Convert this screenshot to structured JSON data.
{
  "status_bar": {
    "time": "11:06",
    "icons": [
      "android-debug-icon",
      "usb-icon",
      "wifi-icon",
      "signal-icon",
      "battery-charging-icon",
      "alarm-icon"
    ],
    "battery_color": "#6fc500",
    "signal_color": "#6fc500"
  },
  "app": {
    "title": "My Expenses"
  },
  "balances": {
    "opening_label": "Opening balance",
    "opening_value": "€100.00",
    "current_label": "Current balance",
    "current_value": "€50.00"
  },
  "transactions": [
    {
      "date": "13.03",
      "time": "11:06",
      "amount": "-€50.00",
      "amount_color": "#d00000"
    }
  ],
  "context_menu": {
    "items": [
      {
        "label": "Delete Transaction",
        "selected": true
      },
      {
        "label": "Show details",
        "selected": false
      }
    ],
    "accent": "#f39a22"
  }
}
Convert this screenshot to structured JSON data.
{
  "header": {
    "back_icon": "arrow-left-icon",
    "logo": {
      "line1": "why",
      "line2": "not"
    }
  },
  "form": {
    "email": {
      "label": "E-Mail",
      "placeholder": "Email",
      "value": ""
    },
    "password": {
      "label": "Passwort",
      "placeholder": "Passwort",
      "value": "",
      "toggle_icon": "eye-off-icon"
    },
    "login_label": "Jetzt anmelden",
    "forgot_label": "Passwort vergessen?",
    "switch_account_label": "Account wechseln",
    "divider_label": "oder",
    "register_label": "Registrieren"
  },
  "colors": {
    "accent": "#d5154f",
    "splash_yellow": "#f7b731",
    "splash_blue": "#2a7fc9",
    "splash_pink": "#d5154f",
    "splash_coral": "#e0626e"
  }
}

-- Written exercise --
All of the data must be returned exactly.

-- Solution to the exercise --
Convert this screenshot to structured JSON data.
{
  "status_bar": {
    "time": "11:06",
    "icons": [
      "android-debug-icon",
      "usb-icon",
      "wifi-icon",
      "signal-icon",
      "battery-charging-icon",
      "alarm-icon"
    ],
    "battery_color": "#6fc500",
    "signal_color": "#6fc500"
  },
  "app": {
    "title": "My Expenses"
  },
  "balances": {
    "opening_label": "Opening balance",
    "opening_value": "€100.00",
    "current_label": "Current balance",
    "current_value": "€50.00"
  },
  "transactions": [
    {
      "date": "13.03",
      "time": "11:06",
      "amount": "-€50.00",
      "amount_color": "#d00000"
    }
  ],
  "context_menu": {
    "items": [
      {
        "label": "Delete Transaction",
        "selected": true
      },
      {
        "label": "Show details",
        "selected": false
      }
    ],
    "accent": "#f39a22"
  }
}
Convert this screenshot to structured JSON data.
{
  "header": {
    "back_icon": "arrow-left-icon",
    "logo": {
      "line1": "why",
      "line2": "not"
    }
  },
  "form": {
    "email": {
      "label": "E-Mail",
      "placeholder": "Email",
      "value": ""
    },
    "password": {
      "label": "Passwort",
      "placeholder": "Passwort",
      "value": "",
      "toggle_icon": "eye-off-icon"
    },
    "login_label": "Jetzt anmelden",
    "forgot_label": "Passwort vergessen?",
    "switch_account_label": "Account wechseln",
    "divider_label": "oder",
    "register_label": "Registrieren"
  },
  "colors": {
    "accent": "#d5154f",
    "splash_yellow": "#f7b731",
    "splash_blue": "#2a7fc9",
    "splash_pink": "#d5154f",
    "splash_coral": "#e0626e"
  }
}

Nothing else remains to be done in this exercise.